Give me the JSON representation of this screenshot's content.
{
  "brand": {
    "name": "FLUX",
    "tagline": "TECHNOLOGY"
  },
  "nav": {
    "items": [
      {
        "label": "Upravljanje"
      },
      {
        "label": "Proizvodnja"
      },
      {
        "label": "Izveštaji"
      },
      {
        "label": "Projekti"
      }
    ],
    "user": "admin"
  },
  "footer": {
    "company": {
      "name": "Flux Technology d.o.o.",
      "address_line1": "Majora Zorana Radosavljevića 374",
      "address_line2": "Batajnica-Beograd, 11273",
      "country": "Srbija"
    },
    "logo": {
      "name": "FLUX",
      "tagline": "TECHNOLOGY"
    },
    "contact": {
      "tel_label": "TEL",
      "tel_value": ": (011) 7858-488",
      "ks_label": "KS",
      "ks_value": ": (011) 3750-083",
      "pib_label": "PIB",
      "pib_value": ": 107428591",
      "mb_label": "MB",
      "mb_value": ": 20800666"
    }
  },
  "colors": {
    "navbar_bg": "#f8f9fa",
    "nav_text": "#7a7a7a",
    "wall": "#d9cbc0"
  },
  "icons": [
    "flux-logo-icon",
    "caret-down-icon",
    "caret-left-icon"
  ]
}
----
◆ GIVEN REQUEST
Transcribe every entry word for word.

◆ SOLUTION
Give me the JSON representation of this screenshot's content.
{
  "brand": {
    "name": "FLUX",
    "tagline": "TECHNOLOGY"
  },
  "nav": {
    "items": [
      {
        "label": "Upravljanje"
      },
      {
        "label": "Proizvodnja"
      },
      {
        "label": "Izveštaji"
      },
      {
        "label": "Projekti"
      }
    ],
    "user": "admin"
  },
  "footer": {
    "company": {
      "name": "Flux Technology d.o.o.",
      "address_line1": "Majora Zorana Radosavljevića 374",
      "address_line2": "Batajnica-Beograd, 11273",
      "country": "Srbija"
    },
    "logo": {
      "name": "FLUX",
      "tagline": "TECHNOLOGY"
    },
    "contact": {
      "tel_label": "TEL",
      "tel_value": ": (011) 7858-488",
      "ks_label": "KS",
      "ks_value": ": (011) 3750-083",
      "pib_label": "PIB",
      "pib_value": ": 107428591",
      "mb_label": "MB",
      "mb_value": ": 20800666"
    }
  },
  "colors": {
    "navbar_bg": "#f8f9fa",
    "nav_text": "#7a7a7a",
    "wall": "#d9cbc0"
  },
  "icons": [
    "flux-logo-icon",
    "caret-down-icon",
    "caret-left-icon"
  ]
}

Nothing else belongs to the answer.